▶ _GOAL OF THE EXERCISE_: Here are some records; copy every line that holds the word "this".

▶ _SUPPLIED DATA_:
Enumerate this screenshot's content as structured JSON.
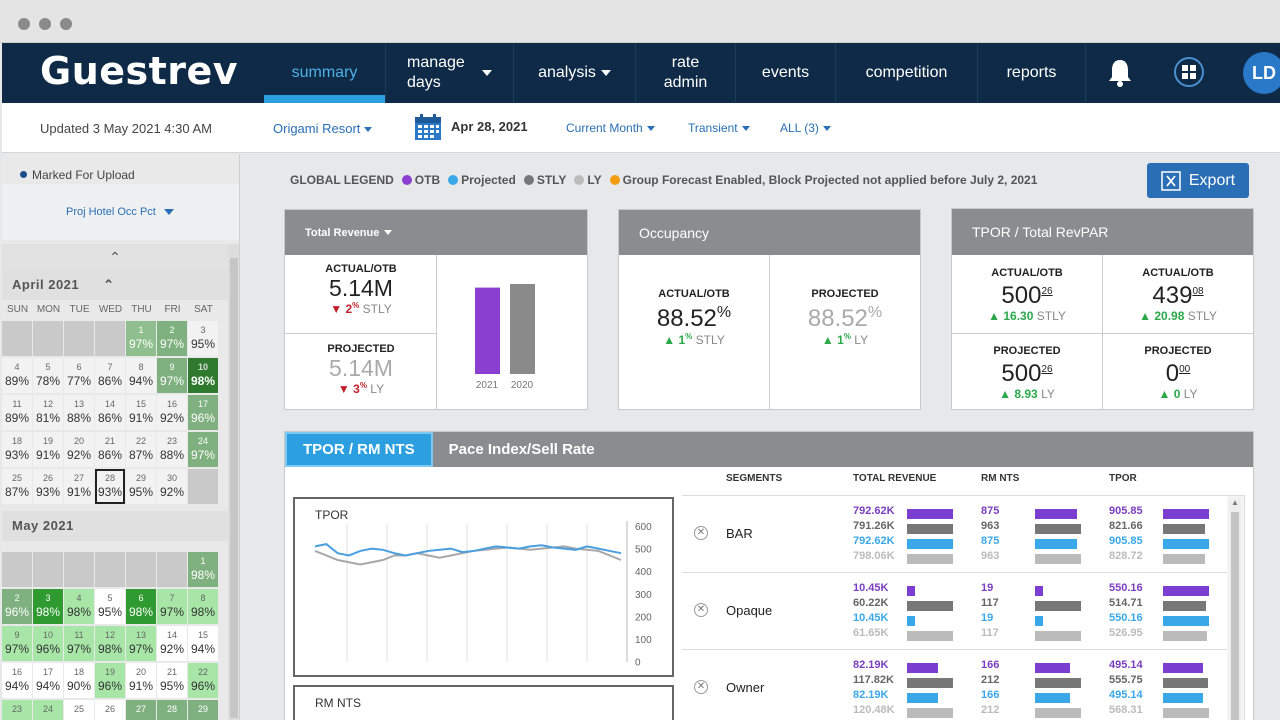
{
  "header": {
    "logo": "Guestrev",
    "nav": [
      {
        "label": "summary"
      },
      {
        "label": "manage days"
      },
      {
        "label": "analysis"
      },
      {
        "label": "rate admin"
      },
      {
        "label": "events"
      },
      {
        "label": "competition"
      },
      {
        "label": "reports"
      }
    ],
    "avatar": "LD"
  },
  "subbar": {
    "updated": "Updated 3 May 2021 4:30 AM",
    "property": "Origami Resort",
    "date": "Apr 28, 2021",
    "period": "Current Month",
    "segment_type": "Transient",
    "filter": "ALL (3)"
  },
  "sidebar": {
    "marked": "Marked For Upload",
    "metric": "Proj Hotel Occ Pct",
    "dow": [
      "SUN",
      "MON",
      "TUE",
      "WED",
      "THU",
      "FRI",
      "SAT"
    ],
    "april": {
      "title": "April 2021",
      "weeks": [
        [
          {
            "d": "",
            "p": ""
          },
          {
            "d": "",
            "p": ""
          },
          {
            "d": "",
            "p": ""
          },
          {
            "d": "",
            "p": ""
          },
          {
            "d": "1",
            "p": "97%"
          },
          {
            "d": "2",
            "p": "97%"
          },
          {
            "d": "3",
            "p": "95%"
          }
        ],
        [
          {
            "d": "4",
            "p": "89%"
          },
          {
            "d": "5",
            "p": "78%"
          },
          {
            "d": "6",
            "p": "77%"
          },
          {
            "d": "7",
            "p": "86%"
          },
          {
            "d": "8",
            "p": "94%"
          },
          {
            "d": "9",
            "p": "97%"
          },
          {
            "d": "10",
            "p": "98%"
          }
        ],
        [
          {
            "d": "11",
            "p": "89%"
          },
          {
            "d": "12",
            "p": "81%"
          },
          {
            "d": "13",
            "p": "88%"
          },
          {
            "d": "14",
            "p": "86%"
          },
          {
            "d": "15",
            "p": "91%"
          },
          {
            "d": "16",
            "p": "92%"
          },
          {
            "d": "17",
            "p": "96%"
          }
        ],
        [
          {
            "d": "18",
            "p": "93%"
          },
          {
            "d": "19",
            "p": "91%"
          },
          {
            "d": "20",
            "p": "92%"
          },
          {
            "d": "21",
            "p": "86%"
          },
          {
            "d": "22",
            "p": "87%"
          },
          {
            "d": "23",
            "p": "88%"
          },
          {
            "d": "24",
            "p": "97%"
          }
        ],
        [
          {
            "d": "25",
            "p": "87%"
          },
          {
            "d": "26",
            "p": "93%"
          },
          {
            "d": "27",
            "p": "91%"
          },
          {
            "d": "28",
            "p": "93%"
          },
          {
            "d": "29",
            "p": "95%"
          },
          {
            "d": "30",
            "p": "92%"
          },
          {
            "d": "",
            "p": ""
          }
        ]
      ]
    },
    "may": {
      "title": "May 2021",
      "weeks": [
        [
          {
            "d": "",
            "p": ""
          },
          {
            "d": "",
            "p": ""
          },
          {
            "d": "",
            "p": ""
          },
          {
            "d": "",
            "p": ""
          },
          {
            "d": "",
            "p": ""
          },
          {
            "d": "",
            "p": ""
          },
          {
            "d": "1",
            "p": "98%"
          }
        ],
        [
          {
            "d": "2",
            "p": "96%"
          },
          {
            "d": "3",
            "p": "98%"
          },
          {
            "d": "4",
            "p": "98%"
          },
          {
            "d": "5",
            "p": "95%"
          },
          {
            "d": "6",
            "p": "98%"
          },
          {
            "d": "7",
            "p": "97%"
          },
          {
            "d": "8",
            "p": "98%"
          }
        ],
        [
          {
            "d": "9",
            "p": "97%"
          },
          {
            "d": "10",
            "p": "96%"
          },
          {
            "d": "11",
            "p": "97%"
          },
          {
            "d": "12",
            "p": "98%"
          },
          {
            "d": "13",
            "p": "97%"
          },
          {
            "d": "14",
            "p": "92%"
          },
          {
            "d": "15",
            "p": "94%"
          }
        ],
        [
          {
            "d": "16",
            "p": "94%"
          },
          {
            "d": "17",
            "p": "94%"
          },
          {
            "d": "18",
            "p": "90%"
          },
          {
            "d": "19",
            "p": "96%"
          },
          {
            "d": "20",
            "p": "91%"
          },
          {
            "d": "21",
            "p": "95%"
          },
          {
            "d": "22",
            "p": "96%"
          }
        ],
        [
          {
            "d": "23",
            "p": ""
          },
          {
            "d": "24",
            "p": ""
          },
          {
            "d": "25",
            "p": ""
          },
          {
            "d": "26",
            "p": ""
          },
          {
            "d": "27",
            "p": ""
          },
          {
            "d": "28",
            "p": ""
          },
          {
            "d": "29",
            "p": ""
          }
        ]
      ]
    }
  },
  "legend": {
    "title": "GLOBAL LEGEND",
    "items": [
      {
        "label": "OTB",
        "color": "#8a3fd0"
      },
      {
        "label": "Projected",
        "color": "#3aa8e8"
      },
      {
        "label": "STLY",
        "color": "#777777"
      },
      {
        "label": "LY",
        "color": "#bbbbbb"
      },
      {
        "label": "Group Forecast Enabled, Block Projected not applied before July 2, 2021",
        "color": "#f39c12"
      }
    ]
  },
  "export_label": "Export",
  "revenue_card": {
    "title": "Total Revenue",
    "actual_label": "ACTUAL/OTB",
    "actual_value": "5.14M",
    "actual_delta": "2",
    "actual_delta_unit": "%",
    "actual_cmp": "STLY",
    "proj_label": "PROJECTED",
    "proj_value": "5.14M",
    "proj_delta": "3",
    "proj_delta_unit": "%",
    "proj_cmp": "LY",
    "bar_labels": [
      "2021",
      "2020"
    ]
  },
  "occupancy_card": {
    "title": "Occupancy",
    "actual_label": "ACTUAL/OTB",
    "actual_value": "88.52",
    "actual_unit": "%",
    "actual_delta": "1",
    "actual_delta_unit": "%",
    "actual_cmp": "STLY",
    "proj_label": "PROJECTED",
    "proj_value": "88.52",
    "proj_unit": "%",
    "proj_delta": "1",
    "proj_delta_unit": "%",
    "proj_cmp": "LY"
  },
  "tpor_card": {
    "title": "TPOR / Total RevPAR",
    "a1_label": "ACTUAL/OTB",
    "a1_value": "500",
    "a1_sup": "26",
    "a1_delta": "16.30",
    "a1_cmp": "STLY",
    "a2_label": "ACTUAL/OTB",
    "a2_value": "439",
    "a2_sup": "08",
    "a2_delta": "20.98",
    "a2_cmp": "STLY",
    "p1_label": "PROJECTED",
    "p1_value": "500",
    "p1_sup": "26",
    "p1_delta": "8.93",
    "p1_cmp": "LY",
    "p2_label": "PROJECTED",
    "p2_value": "0",
    "p2_sup": "00",
    "p2_delta": "0",
    "p2_cmp": "LY"
  },
  "panel": {
    "tabs": [
      "TPOR / RM NTS",
      "Pace Index/Sell Rate"
    ],
    "chart1_title": "TPOR",
    "chart2_title": "RM NTS",
    "y_ticks": [
      "600",
      "500",
      "400",
      "300",
      "200",
      "100",
      "0"
    ],
    "headers": [
      "SEGMENTS",
      "TOTAL REVENUE",
      "RM NTS",
      "TPOR"
    ],
    "segments": [
      {
        "name": "BAR",
        "rev": [
          "792.62K",
          "791.26K",
          "792.62K",
          "798.06K"
        ],
        "rm": [
          "875",
          "963",
          "875",
          "963"
        ],
        "tpor": [
          "905.85",
          "821.66",
          "905.85",
          "828.72"
        ]
      },
      {
        "name": "Opaque",
        "rev": [
          "10.45K",
          "60.22K",
          "10.45K",
          "61.65K"
        ],
        "rm": [
          "19",
          "117",
          "19",
          "117"
        ],
        "tpor": [
          "550.16",
          "514.71",
          "550.16",
          "526.95"
        ]
      },
      {
        "name": "Owner",
        "rev": [
          "82.19K",
          "117.82K",
          "82.19K",
          "120.48K"
        ],
        "rm": [
          "166",
          "212",
          "166",
          "212"
        ],
        "tpor": [
          "495.14",
          "555.75",
          "495.14",
          "568.31"
        ]
      }
    ]
  },
  "chart_data": [
    {
      "type": "bar",
      "categories": [
        "2021",
        "2020"
      ],
      "values": [
        5.14,
        5.14
      ],
      "title": "",
      "xlabel": "",
      "ylabel": ""
    },
    {
      "type": "line",
      "title": "TPOR",
      "ylim": [
        0,
        600
      ],
      "series": [
        {
          "values": [
            510,
            520,
            480,
            470,
            490,
            500,
            495,
            480,
            470,
            480,
            490,
            495,
            500,
            485,
            490,
            500,
            510,
            505,
            500,
            510,
            515,
            505,
            500,
            495,
            510,
            500,
            490,
            480
          ]
        },
        {
          "values": [
            490,
            470,
            450,
            440,
            430,
            440,
            450,
            470,
            470,
            480,
            470,
            460,
            470,
            480,
            490,
            495,
            500,
            505,
            500,
            495,
            500,
            505,
            510,
            500,
            495,
            490,
            470,
            450
          ]
        }
      ]
    }
  ]
}
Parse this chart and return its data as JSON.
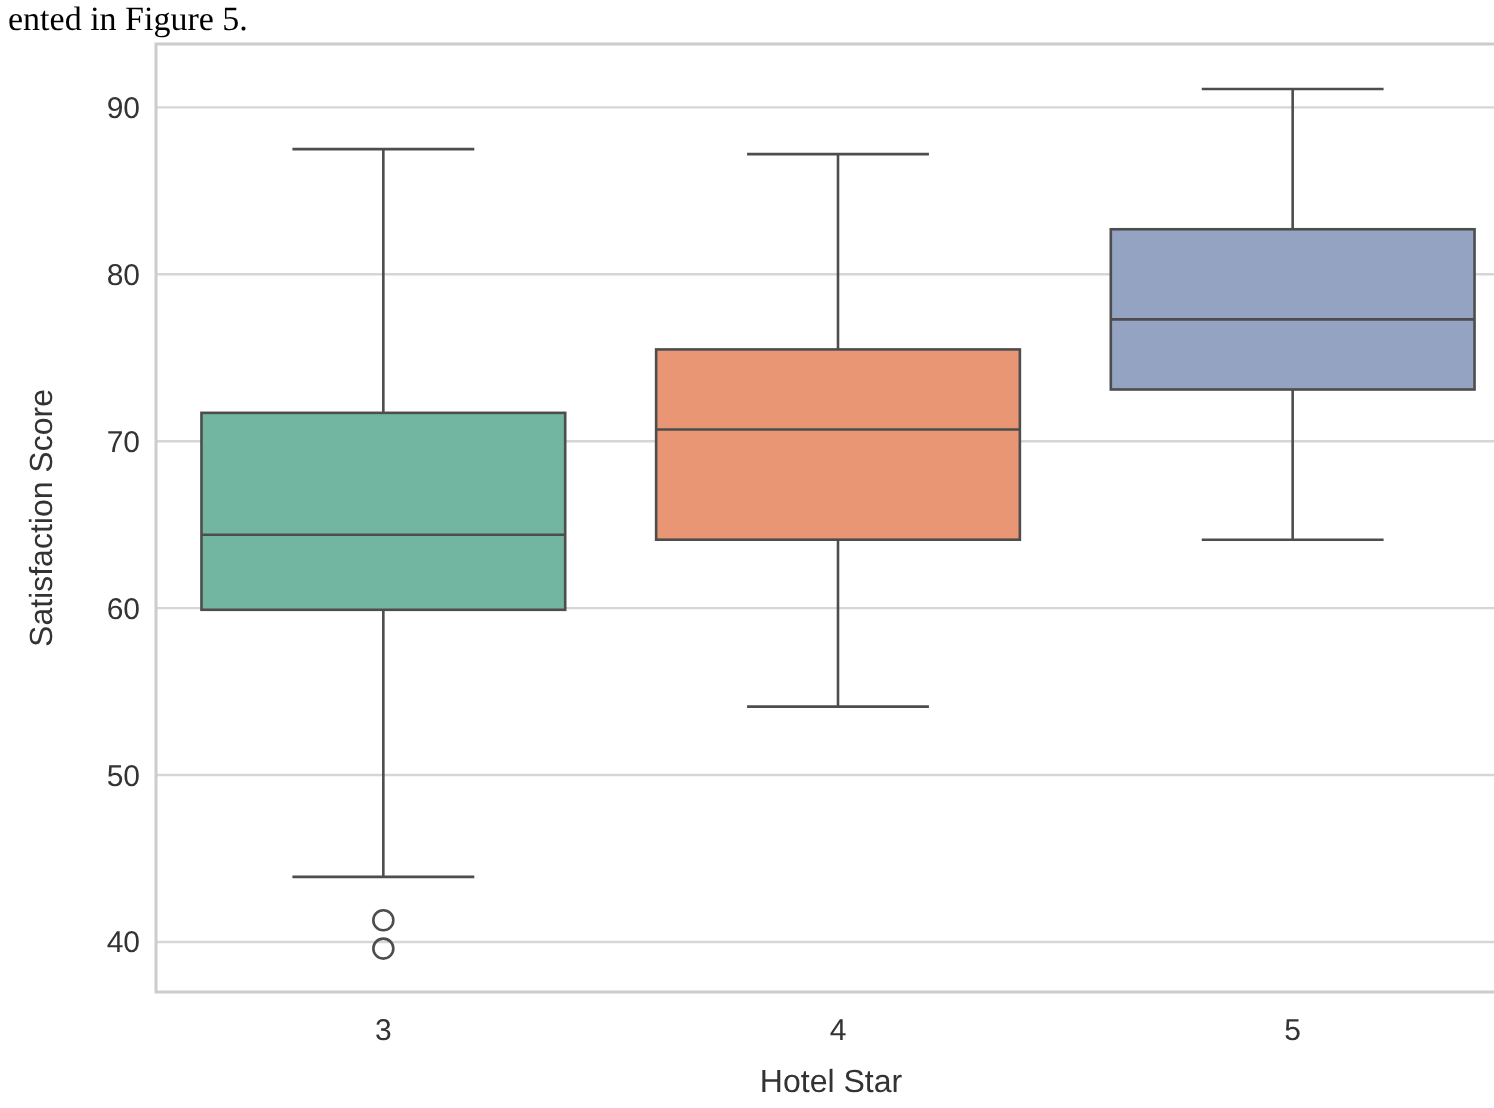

▶ _WRITTEN ANSWER_:
Enumerate this screenshot's content as structured JSON.
Parse this chart and return its data as JSON.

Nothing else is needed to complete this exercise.